§ **Aim of the exercise**:
Beginning with the line that holds "What's the underlying", set down each line of the data below through the very last, exactly as given, and nothing beyond that.

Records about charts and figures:
╭──

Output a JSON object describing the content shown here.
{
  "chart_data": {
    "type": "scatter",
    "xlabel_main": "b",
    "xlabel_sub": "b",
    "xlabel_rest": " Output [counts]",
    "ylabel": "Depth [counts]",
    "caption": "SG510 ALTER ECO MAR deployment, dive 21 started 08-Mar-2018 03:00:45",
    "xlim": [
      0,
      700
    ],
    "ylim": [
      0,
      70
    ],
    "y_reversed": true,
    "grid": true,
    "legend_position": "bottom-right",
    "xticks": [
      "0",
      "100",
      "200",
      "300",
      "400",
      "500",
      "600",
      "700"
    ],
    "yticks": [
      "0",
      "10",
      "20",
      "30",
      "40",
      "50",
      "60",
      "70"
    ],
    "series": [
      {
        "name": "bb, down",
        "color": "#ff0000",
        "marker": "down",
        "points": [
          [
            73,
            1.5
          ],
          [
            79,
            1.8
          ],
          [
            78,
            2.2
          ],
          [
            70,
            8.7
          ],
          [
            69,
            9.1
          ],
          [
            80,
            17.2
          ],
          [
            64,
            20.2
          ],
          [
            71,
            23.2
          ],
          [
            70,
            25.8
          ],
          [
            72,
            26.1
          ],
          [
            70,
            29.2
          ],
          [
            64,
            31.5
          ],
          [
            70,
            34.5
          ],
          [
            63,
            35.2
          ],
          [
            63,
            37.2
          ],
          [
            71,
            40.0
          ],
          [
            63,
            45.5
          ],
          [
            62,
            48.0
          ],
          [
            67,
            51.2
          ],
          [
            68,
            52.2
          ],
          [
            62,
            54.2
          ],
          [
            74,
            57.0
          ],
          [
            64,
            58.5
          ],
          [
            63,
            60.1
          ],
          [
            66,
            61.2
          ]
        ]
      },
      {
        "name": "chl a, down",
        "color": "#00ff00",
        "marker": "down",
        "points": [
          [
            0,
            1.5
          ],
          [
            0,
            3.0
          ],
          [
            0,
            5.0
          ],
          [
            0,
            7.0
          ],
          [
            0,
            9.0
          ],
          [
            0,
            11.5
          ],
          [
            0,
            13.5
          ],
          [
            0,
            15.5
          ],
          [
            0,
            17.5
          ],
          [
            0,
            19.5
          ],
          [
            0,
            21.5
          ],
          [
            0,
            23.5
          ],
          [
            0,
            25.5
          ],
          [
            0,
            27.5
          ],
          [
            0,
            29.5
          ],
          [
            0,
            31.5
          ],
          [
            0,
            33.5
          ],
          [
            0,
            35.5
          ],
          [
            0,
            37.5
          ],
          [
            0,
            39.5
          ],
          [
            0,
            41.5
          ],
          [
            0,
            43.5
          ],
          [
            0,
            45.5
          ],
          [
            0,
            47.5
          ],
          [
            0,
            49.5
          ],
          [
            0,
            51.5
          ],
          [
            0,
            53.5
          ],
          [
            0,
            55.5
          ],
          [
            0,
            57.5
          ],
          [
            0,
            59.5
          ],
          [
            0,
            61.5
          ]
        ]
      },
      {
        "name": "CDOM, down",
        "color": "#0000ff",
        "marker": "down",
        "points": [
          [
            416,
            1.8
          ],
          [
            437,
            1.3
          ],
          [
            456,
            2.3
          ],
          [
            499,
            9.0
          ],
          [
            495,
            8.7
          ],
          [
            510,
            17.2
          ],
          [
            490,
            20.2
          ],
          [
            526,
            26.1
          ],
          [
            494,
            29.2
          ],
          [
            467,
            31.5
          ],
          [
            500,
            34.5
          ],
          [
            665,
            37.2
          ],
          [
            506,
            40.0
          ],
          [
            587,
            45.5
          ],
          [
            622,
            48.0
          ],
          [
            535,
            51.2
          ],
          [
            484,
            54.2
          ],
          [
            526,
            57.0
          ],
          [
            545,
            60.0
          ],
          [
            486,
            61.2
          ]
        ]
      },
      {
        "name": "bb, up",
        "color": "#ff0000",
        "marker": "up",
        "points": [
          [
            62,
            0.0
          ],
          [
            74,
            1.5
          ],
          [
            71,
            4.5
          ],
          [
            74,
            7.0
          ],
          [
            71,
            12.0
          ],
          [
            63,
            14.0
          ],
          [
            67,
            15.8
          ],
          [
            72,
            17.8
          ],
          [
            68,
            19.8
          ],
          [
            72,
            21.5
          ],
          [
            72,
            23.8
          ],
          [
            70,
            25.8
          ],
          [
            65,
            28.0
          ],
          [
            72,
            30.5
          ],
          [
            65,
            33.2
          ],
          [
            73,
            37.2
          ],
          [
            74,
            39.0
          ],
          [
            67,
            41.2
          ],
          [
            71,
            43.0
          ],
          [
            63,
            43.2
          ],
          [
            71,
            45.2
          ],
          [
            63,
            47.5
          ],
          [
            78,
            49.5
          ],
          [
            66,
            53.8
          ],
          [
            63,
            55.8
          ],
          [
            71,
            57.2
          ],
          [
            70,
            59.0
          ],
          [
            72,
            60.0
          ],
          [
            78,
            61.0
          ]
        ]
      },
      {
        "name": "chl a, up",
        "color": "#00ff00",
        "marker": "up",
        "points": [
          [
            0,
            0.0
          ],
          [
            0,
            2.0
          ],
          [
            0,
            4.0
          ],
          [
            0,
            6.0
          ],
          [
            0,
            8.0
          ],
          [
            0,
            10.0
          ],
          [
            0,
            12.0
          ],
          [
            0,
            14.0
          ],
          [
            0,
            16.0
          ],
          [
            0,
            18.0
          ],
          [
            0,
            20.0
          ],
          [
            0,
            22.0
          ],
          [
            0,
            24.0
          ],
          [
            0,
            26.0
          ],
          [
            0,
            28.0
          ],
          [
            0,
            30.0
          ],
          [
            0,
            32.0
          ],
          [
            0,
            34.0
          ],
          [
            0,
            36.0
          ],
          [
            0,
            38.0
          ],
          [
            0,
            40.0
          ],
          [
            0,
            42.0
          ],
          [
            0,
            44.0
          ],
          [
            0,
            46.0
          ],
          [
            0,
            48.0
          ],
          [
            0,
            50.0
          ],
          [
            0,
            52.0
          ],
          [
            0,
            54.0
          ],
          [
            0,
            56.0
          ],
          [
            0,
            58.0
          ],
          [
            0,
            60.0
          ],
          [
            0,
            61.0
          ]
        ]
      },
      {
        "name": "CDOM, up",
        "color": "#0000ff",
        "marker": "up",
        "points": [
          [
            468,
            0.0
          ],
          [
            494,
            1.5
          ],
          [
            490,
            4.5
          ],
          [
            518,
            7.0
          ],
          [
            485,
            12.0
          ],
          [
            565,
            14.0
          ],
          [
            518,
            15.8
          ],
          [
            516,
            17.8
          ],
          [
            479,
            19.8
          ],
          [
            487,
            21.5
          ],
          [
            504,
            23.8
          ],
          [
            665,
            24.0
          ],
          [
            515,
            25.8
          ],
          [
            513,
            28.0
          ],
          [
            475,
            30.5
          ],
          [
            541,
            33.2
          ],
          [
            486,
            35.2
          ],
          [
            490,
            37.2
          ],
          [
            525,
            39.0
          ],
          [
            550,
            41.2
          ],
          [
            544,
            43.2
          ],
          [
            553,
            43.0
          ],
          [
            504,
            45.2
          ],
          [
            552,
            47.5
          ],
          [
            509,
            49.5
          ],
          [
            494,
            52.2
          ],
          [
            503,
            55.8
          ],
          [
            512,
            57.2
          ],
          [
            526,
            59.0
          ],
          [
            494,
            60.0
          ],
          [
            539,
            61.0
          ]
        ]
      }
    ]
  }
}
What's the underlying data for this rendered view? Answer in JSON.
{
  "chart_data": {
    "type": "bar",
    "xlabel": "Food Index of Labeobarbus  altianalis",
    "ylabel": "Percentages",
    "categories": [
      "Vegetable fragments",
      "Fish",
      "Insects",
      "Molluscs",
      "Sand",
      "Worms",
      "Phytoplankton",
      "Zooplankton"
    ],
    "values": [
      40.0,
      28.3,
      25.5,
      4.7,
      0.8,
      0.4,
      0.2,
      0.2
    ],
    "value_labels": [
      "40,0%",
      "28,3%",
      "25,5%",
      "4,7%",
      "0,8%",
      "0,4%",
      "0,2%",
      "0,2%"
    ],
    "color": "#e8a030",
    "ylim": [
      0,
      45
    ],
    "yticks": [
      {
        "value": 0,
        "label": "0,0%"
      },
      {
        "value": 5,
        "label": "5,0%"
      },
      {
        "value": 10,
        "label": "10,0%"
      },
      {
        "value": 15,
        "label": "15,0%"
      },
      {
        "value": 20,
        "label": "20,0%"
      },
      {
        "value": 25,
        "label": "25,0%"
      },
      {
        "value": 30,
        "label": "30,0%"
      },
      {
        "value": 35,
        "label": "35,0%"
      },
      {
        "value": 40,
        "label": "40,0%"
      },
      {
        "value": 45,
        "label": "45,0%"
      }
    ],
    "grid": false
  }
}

╰──

§ **Solution to this task**:
What's the underlying data for this rendered view? Answer in JSON.
{
  "chart_data": {
    "type": "bar",
    "xlabel": "Food Index of Labeobarbus  altianalis",
    "ylabel": "Percentages",
    "categories": [
      "Vegetable fragments",
      "Fish",
      "Insects",
      "Molluscs",
      "Sand",
      "Worms",
      "Phytoplankton",
      "Zooplankton"
    ],
    "values": [
      40.0,
      28.3,
      25.5,
      4.7,
      0.8,
      0.4,
      0.2,
      0.2
    ],
    "value_labels": [
      "40,0%",
      "28,3%",
      "25,5%",
      "4,7%",
      "0,8%",
      "0,4%",
      "0,2%",
      "0,2%"
    ],
    "color": "#e8a030",
    "ylim": [
      0,
      45
    ],
    "yticks": [
      {
        "value": 0,
        "label": "0,0%"
      },
      {
        "value": 5,
        "label": "5,0%"
      },
      {
        "value": 10,
        "label": "10,0%"
      },
      {
        "value": 15,
        "label": "15,0%"
      },
      {
        "value": 20,
        "label": "20,0%"
      },
      {
        "value": 25,
        "label": "25,0%"
      },
      {
        "value": 30,
        "label": "30,0%"
      },
      {
        "value": 35,
        "label": "35,0%"
      },
      {
        "value": 40,
        "label": "40,0%"
      },
      {
        "value": 45,
        "label": "45,0%"
      }
    ],
    "grid": false
  }
}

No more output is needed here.